Stored data entries:

-------

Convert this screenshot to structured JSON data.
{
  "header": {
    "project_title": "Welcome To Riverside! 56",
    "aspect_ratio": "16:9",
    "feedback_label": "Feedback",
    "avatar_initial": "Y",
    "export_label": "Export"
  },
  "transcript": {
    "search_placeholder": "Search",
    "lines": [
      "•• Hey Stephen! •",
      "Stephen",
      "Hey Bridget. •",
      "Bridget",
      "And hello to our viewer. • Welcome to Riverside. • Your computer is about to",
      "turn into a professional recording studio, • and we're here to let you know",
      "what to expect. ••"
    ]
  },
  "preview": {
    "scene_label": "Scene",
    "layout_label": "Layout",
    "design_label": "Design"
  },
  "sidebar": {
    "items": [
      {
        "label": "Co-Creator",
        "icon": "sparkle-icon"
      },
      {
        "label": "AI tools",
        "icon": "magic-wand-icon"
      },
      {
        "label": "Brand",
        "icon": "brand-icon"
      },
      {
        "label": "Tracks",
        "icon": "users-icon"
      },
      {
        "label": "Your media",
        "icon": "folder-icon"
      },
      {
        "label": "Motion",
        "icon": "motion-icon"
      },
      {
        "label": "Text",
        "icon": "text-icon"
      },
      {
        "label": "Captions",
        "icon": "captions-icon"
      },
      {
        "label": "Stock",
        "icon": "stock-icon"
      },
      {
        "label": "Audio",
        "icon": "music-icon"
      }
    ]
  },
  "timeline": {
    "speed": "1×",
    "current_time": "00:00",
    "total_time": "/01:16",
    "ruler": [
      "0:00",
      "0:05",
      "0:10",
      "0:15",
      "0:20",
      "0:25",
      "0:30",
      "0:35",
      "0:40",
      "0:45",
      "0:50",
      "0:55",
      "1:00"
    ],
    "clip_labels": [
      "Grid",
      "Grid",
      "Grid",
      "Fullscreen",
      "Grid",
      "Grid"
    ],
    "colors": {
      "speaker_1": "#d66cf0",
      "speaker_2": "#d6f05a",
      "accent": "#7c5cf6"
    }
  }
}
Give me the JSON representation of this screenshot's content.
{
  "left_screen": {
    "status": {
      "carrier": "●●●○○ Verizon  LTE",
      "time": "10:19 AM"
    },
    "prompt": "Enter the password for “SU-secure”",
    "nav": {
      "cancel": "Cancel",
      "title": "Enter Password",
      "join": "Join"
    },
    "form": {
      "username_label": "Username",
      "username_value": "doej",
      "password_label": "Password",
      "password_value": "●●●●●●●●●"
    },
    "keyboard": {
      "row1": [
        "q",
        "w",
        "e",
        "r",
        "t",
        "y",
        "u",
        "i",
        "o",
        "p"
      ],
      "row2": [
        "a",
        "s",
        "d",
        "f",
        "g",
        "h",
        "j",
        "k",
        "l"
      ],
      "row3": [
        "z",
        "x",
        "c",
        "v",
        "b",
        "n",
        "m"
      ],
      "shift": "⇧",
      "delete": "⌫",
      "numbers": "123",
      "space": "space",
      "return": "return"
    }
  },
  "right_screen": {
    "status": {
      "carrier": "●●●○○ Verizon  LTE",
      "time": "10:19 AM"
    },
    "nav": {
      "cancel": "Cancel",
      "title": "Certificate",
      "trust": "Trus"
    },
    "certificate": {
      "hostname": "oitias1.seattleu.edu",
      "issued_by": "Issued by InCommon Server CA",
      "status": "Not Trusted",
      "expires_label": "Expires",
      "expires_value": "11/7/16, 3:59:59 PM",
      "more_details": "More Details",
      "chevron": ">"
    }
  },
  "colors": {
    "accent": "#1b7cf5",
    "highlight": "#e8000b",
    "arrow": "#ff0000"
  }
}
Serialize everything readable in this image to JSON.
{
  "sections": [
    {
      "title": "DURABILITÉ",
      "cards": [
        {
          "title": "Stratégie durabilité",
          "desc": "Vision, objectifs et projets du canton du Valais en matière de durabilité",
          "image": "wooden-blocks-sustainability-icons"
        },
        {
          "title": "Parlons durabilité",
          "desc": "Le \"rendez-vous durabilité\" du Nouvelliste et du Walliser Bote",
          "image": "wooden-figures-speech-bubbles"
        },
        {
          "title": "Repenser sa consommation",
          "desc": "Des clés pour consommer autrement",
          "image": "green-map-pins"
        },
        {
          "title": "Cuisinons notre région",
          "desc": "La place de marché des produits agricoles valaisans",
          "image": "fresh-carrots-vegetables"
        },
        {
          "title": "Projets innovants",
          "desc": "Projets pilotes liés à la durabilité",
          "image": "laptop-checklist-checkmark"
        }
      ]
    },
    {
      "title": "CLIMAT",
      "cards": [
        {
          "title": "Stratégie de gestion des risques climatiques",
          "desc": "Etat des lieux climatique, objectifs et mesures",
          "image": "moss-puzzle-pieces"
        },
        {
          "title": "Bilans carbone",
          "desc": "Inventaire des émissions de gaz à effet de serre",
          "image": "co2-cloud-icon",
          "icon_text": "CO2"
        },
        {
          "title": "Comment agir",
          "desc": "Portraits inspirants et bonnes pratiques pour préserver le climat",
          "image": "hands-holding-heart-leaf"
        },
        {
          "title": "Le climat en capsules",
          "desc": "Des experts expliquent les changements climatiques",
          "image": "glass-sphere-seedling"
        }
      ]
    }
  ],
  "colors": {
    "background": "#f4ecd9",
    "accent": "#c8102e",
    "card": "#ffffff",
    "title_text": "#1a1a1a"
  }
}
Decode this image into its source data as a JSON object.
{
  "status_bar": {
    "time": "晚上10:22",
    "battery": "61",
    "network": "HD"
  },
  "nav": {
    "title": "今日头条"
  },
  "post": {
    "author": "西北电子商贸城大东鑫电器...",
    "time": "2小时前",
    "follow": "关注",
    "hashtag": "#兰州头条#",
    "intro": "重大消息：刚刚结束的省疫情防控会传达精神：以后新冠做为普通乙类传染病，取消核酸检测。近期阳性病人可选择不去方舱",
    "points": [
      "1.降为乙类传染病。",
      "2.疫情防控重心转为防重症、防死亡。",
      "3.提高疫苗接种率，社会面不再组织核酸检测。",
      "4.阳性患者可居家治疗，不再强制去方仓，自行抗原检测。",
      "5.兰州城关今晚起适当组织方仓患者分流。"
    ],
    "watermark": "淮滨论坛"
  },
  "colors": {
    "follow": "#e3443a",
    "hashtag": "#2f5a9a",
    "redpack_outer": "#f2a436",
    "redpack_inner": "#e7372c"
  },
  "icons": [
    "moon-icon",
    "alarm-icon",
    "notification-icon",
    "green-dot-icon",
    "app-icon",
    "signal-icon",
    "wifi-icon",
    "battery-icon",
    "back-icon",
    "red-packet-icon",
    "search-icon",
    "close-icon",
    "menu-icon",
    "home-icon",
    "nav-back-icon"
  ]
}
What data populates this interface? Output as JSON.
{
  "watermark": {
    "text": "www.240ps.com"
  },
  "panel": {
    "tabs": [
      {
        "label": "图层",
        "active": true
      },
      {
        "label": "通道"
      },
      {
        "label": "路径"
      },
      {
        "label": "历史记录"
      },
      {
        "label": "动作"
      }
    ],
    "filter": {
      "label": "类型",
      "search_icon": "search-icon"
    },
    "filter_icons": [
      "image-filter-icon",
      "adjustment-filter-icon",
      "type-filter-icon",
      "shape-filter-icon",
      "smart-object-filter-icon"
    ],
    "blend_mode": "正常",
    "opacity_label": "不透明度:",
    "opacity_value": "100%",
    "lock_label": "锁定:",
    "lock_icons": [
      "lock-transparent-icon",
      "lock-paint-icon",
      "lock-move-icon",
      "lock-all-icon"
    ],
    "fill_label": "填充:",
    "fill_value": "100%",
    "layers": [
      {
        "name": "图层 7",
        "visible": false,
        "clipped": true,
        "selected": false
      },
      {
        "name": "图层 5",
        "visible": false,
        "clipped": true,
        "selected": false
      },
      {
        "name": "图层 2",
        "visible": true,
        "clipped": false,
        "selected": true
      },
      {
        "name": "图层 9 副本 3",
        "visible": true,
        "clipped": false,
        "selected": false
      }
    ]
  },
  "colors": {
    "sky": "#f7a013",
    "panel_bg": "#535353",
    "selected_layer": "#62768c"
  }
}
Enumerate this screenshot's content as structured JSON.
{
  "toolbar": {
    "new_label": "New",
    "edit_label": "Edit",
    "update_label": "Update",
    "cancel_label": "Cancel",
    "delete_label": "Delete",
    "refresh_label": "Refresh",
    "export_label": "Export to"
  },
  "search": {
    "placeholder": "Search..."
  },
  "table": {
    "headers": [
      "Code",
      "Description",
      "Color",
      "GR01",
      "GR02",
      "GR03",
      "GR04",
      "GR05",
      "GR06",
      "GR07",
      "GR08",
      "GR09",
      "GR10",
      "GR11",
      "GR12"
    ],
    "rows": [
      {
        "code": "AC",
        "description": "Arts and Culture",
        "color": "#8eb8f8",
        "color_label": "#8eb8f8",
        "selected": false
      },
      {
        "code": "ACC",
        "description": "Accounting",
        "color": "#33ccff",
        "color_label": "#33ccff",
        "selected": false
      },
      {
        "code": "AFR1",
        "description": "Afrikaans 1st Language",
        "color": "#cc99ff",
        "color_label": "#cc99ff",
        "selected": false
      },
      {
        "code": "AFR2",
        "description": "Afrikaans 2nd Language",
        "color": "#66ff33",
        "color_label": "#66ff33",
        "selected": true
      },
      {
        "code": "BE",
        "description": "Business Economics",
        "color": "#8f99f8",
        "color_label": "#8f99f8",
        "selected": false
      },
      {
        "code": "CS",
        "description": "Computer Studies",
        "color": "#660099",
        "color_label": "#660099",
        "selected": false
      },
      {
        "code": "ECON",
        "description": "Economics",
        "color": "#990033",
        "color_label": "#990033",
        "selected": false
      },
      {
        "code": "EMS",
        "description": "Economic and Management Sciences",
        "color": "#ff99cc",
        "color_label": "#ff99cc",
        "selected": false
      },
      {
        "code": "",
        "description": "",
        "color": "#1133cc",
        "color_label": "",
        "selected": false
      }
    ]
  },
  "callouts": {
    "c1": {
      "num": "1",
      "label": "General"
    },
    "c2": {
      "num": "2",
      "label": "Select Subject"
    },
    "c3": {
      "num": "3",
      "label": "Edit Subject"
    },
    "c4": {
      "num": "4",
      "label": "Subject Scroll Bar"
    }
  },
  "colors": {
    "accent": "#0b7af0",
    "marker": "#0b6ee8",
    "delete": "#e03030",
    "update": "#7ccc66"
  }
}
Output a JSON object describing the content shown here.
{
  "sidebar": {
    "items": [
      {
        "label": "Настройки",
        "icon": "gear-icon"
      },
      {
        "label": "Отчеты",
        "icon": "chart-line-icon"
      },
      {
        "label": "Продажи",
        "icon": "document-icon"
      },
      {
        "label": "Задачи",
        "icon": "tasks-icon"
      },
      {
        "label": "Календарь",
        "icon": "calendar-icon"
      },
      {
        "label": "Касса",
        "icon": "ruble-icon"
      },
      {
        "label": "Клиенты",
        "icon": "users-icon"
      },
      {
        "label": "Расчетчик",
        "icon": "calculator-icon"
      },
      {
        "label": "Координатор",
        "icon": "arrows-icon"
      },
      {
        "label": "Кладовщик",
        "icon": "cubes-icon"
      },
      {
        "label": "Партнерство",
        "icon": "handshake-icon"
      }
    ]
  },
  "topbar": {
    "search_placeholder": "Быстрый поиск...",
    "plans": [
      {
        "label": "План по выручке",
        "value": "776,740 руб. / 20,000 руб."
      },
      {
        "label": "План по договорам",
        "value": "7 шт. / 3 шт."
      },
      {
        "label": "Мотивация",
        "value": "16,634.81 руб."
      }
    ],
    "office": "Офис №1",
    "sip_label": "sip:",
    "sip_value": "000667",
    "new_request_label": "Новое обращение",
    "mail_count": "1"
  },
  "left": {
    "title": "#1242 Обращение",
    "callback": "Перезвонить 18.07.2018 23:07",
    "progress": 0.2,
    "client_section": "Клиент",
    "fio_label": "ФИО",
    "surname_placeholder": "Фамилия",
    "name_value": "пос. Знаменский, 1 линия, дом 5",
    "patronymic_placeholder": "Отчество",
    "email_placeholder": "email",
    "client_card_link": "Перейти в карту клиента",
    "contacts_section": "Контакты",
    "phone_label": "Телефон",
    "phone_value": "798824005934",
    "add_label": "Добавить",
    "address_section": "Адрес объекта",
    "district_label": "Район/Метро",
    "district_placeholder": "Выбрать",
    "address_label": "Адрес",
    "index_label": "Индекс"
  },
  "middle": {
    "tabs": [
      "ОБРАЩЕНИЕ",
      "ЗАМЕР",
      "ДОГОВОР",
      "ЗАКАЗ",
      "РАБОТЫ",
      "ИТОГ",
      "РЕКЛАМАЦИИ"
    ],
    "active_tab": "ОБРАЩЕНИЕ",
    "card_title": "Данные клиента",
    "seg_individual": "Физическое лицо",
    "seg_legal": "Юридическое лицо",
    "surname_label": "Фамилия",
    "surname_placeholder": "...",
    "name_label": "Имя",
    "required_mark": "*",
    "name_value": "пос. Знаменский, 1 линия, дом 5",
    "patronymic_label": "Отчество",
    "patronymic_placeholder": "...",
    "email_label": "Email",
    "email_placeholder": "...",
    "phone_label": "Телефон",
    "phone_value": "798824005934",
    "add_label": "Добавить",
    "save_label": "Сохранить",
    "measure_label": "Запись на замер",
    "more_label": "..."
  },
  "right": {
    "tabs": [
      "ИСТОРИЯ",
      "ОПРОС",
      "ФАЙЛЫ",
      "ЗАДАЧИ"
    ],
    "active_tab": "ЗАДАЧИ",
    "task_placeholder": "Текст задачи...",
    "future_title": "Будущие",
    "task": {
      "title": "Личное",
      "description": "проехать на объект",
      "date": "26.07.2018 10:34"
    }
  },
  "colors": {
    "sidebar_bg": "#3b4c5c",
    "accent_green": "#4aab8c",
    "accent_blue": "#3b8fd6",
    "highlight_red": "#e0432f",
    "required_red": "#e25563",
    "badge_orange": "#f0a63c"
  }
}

-------

* _Written request_:
Return each line where "Output" shows up.

* _The reply_:
What data populates this interface? Output as JSON.
Output a JSON object describing the content shown here.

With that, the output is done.